-------- Supplied material
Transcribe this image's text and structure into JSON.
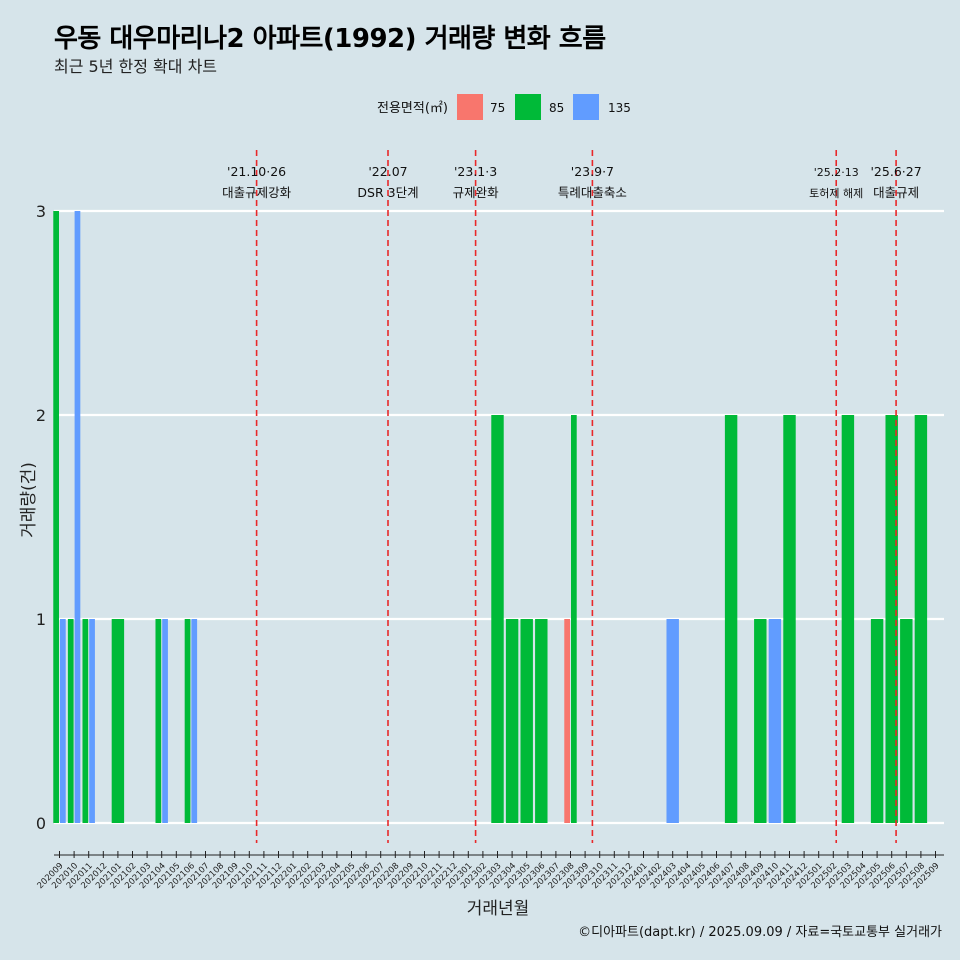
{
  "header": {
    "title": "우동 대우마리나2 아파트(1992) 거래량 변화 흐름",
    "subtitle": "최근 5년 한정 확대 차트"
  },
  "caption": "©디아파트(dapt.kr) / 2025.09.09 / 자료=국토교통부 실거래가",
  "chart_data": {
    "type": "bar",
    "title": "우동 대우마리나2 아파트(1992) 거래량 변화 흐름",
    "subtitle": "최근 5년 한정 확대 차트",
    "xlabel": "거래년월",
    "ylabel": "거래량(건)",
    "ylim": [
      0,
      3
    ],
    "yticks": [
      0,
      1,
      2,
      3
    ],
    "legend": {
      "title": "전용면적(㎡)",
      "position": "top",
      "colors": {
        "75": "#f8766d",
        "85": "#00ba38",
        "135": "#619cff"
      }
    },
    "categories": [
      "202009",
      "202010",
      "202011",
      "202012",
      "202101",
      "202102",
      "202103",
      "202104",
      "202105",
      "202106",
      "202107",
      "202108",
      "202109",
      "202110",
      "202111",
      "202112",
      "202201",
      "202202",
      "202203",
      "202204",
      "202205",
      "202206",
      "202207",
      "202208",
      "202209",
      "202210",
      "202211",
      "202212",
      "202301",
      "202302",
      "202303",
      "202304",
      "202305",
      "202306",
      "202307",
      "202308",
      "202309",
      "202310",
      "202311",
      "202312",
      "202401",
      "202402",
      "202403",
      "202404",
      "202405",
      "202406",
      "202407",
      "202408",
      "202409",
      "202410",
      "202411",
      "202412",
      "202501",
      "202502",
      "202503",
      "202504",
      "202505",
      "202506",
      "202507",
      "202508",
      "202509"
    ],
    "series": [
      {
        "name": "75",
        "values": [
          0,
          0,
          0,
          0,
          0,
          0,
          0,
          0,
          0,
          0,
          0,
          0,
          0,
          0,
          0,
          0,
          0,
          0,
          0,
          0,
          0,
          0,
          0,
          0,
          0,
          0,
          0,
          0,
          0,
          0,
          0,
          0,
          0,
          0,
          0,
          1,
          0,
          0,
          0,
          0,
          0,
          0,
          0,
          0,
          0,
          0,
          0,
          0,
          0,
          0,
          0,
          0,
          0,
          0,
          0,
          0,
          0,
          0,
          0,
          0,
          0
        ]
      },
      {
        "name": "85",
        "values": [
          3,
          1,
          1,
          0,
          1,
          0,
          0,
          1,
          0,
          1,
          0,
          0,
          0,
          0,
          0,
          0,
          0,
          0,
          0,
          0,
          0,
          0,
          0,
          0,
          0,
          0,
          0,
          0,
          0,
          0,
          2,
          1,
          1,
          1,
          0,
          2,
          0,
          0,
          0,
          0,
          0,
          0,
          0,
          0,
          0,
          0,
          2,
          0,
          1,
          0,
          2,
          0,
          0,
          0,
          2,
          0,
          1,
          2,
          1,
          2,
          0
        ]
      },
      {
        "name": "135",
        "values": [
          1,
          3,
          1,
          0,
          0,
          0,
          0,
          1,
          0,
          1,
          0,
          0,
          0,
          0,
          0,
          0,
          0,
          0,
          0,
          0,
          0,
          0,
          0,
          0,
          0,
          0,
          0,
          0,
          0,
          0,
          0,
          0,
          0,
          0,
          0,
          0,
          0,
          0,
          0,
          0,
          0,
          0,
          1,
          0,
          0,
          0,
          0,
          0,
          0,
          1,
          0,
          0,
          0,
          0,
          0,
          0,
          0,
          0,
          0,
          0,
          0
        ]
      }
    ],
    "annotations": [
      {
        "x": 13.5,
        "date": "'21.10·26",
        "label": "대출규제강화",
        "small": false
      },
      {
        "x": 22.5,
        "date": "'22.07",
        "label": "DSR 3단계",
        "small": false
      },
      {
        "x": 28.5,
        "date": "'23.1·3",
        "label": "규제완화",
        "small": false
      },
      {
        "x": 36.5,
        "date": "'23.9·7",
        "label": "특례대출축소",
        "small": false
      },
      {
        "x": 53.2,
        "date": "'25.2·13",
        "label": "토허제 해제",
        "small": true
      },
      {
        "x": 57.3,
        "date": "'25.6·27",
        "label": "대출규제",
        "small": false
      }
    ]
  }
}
----------------
-------- Supplied material
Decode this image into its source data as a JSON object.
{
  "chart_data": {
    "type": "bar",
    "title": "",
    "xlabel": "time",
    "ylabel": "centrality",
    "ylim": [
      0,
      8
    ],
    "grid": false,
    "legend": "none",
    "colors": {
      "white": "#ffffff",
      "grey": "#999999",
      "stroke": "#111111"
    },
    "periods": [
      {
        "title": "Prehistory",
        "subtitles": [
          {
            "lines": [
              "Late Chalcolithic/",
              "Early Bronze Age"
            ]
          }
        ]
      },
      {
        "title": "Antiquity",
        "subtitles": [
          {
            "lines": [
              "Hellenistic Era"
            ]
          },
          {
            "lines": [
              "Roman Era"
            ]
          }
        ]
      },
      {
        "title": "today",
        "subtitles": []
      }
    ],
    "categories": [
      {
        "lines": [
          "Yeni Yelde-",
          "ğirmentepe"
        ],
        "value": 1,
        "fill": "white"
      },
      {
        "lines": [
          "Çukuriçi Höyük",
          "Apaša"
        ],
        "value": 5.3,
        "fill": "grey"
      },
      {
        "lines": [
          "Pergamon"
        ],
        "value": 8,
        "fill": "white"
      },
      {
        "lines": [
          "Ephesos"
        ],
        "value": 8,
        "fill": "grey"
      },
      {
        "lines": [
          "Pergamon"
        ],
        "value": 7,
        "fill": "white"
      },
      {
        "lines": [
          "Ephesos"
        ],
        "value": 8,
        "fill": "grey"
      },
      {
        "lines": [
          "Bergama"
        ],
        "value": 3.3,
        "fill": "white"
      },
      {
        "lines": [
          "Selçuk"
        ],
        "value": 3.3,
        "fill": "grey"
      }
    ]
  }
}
----------------
--- Task description ---
Copy every line from the entries that contains the word "into".

--- Exercise result ---
Transcribe this image's text and structure into JSON.
Decode this image into its source data as a JSON object.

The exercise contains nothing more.